Short exercise: Lift every line from the entries that includes the word "SRMTID".

Chart and figure data:
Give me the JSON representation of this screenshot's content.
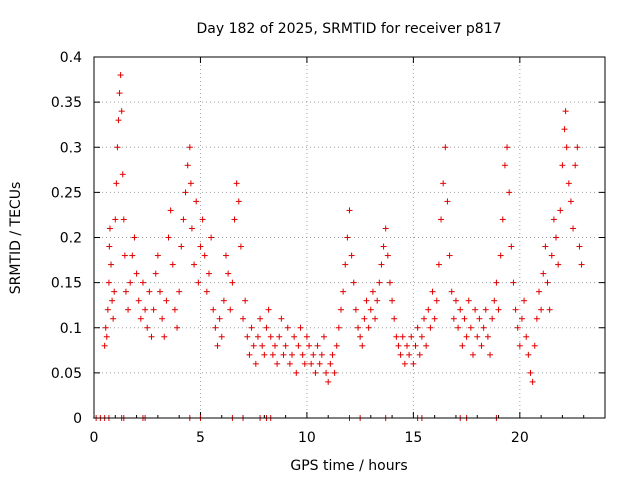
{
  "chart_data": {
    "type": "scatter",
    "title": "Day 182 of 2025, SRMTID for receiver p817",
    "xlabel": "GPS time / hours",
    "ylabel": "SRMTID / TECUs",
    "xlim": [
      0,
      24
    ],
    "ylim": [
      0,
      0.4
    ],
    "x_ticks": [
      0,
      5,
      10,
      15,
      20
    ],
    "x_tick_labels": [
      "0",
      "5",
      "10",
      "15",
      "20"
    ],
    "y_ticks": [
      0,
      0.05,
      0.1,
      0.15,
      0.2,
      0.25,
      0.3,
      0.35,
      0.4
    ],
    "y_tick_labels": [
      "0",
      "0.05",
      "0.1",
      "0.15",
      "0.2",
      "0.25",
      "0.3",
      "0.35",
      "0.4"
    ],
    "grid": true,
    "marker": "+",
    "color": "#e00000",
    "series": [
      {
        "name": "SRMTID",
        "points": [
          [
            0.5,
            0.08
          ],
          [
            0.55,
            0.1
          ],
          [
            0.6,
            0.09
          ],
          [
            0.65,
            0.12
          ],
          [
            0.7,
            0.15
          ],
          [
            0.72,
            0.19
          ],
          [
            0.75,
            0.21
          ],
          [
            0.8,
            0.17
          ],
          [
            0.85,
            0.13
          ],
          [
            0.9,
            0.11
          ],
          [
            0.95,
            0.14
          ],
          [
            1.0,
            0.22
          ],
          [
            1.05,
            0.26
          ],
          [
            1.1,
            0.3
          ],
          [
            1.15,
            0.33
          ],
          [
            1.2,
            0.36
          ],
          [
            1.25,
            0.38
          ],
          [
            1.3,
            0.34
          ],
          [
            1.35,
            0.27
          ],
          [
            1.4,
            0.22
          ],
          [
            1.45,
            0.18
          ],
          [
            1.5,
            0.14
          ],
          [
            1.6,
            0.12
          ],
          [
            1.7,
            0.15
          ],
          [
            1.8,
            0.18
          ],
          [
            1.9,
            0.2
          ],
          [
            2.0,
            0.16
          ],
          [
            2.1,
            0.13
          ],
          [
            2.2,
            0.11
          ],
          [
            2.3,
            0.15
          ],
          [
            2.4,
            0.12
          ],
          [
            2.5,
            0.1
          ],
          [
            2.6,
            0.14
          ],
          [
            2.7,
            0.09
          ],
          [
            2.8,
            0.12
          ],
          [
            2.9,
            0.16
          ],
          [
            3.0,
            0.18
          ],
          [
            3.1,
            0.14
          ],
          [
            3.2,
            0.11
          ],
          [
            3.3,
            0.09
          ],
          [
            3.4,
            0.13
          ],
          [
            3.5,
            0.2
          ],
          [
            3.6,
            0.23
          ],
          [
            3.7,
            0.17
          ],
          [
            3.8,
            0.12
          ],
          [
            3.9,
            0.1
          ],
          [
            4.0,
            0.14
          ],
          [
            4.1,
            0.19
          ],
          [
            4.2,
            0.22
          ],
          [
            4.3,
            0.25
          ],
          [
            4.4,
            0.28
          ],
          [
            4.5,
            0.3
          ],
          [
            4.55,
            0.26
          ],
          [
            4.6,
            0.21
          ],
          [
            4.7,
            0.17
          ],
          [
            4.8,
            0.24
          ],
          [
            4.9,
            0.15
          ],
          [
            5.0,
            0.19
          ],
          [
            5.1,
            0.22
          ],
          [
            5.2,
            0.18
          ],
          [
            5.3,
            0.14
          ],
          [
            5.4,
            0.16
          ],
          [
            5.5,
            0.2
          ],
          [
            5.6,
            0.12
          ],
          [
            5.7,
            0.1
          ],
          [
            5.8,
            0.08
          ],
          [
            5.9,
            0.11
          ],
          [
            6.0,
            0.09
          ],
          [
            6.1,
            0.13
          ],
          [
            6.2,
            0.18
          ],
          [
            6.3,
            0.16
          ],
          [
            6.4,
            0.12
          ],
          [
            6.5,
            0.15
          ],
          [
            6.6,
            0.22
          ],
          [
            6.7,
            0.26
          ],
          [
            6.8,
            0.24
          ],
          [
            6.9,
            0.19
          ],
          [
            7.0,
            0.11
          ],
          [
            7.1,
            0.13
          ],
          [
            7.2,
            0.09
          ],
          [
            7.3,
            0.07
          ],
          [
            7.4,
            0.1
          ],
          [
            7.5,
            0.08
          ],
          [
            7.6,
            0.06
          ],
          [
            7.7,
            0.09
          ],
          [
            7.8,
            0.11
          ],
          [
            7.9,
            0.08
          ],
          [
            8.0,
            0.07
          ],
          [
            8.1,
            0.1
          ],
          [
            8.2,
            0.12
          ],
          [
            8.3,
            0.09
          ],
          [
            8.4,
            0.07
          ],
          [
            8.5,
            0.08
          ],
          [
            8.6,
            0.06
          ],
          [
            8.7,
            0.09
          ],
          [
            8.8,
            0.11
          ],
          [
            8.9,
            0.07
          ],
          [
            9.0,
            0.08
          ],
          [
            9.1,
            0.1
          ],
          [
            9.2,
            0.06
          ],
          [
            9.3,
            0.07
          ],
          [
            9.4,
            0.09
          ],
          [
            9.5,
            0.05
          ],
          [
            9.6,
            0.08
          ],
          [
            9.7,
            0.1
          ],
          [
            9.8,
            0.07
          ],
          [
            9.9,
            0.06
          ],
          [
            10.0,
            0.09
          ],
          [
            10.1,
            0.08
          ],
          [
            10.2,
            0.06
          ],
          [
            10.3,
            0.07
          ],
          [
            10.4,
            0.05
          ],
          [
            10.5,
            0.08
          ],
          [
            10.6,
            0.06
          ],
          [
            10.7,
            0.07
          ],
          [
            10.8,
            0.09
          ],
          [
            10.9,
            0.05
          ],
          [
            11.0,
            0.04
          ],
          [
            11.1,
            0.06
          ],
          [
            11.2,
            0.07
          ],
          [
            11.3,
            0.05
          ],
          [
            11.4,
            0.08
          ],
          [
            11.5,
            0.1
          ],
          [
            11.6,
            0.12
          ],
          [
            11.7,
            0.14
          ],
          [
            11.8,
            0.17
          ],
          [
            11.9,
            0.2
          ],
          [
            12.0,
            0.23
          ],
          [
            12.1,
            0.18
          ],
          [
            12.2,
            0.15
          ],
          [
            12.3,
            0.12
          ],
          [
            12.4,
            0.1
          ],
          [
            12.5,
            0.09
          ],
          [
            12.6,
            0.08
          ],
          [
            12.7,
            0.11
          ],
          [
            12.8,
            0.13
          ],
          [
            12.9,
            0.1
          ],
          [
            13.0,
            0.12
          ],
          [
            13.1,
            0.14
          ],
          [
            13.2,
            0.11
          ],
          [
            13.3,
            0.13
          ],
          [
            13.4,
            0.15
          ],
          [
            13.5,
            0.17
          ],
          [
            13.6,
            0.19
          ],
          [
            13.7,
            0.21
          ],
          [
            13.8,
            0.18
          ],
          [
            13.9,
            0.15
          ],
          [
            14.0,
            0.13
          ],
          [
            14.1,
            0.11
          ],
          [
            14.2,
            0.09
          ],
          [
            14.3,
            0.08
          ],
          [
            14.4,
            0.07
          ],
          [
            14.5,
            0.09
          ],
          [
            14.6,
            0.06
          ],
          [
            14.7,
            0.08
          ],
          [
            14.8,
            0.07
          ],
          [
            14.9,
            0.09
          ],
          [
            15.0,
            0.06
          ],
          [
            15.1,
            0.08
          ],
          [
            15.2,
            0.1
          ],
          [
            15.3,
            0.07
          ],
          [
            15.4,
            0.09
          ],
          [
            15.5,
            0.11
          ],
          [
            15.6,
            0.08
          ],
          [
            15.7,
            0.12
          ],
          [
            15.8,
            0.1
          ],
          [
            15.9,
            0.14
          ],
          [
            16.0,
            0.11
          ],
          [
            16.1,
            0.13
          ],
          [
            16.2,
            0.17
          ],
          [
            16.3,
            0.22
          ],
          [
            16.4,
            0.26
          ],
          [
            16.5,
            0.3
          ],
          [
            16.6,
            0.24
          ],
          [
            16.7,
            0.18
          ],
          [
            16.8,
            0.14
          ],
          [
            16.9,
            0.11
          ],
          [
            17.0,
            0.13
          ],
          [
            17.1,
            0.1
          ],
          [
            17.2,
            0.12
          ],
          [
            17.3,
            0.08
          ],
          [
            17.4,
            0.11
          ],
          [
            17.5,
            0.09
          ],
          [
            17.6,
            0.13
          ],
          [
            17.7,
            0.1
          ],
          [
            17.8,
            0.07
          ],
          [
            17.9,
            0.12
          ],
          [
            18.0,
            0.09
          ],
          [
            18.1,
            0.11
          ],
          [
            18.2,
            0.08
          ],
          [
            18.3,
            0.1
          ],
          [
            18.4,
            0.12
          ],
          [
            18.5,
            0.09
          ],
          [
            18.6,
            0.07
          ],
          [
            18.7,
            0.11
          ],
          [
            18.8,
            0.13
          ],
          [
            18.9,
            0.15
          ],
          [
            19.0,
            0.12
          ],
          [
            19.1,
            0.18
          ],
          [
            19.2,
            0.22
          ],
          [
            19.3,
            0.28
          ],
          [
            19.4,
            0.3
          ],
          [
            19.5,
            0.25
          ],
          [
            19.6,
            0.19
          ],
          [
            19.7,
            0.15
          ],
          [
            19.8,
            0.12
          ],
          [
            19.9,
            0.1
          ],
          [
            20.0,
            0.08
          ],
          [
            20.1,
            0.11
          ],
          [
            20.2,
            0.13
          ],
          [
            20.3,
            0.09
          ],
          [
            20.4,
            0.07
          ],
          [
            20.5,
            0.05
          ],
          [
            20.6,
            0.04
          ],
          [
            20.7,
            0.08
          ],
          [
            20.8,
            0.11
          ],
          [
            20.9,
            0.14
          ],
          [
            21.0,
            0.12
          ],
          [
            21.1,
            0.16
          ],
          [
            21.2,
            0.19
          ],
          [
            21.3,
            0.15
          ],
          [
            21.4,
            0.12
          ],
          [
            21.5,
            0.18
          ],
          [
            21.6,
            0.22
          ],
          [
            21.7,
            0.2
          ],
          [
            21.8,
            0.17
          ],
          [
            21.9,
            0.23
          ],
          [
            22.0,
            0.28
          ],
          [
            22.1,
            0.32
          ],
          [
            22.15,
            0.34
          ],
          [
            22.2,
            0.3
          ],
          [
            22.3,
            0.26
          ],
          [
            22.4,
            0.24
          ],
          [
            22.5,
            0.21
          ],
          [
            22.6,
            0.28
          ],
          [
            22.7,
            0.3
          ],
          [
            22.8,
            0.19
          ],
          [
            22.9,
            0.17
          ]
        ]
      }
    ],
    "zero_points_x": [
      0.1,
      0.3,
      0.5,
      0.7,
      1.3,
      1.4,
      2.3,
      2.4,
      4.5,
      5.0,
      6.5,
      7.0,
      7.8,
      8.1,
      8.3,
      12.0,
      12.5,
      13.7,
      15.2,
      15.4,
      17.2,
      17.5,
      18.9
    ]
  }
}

Completed task:
    "title": "Day 182 of 2025, SRMTID for receiver p817",
    "ylabel": "SRMTID / TECUs",
        "name": "SRMTID",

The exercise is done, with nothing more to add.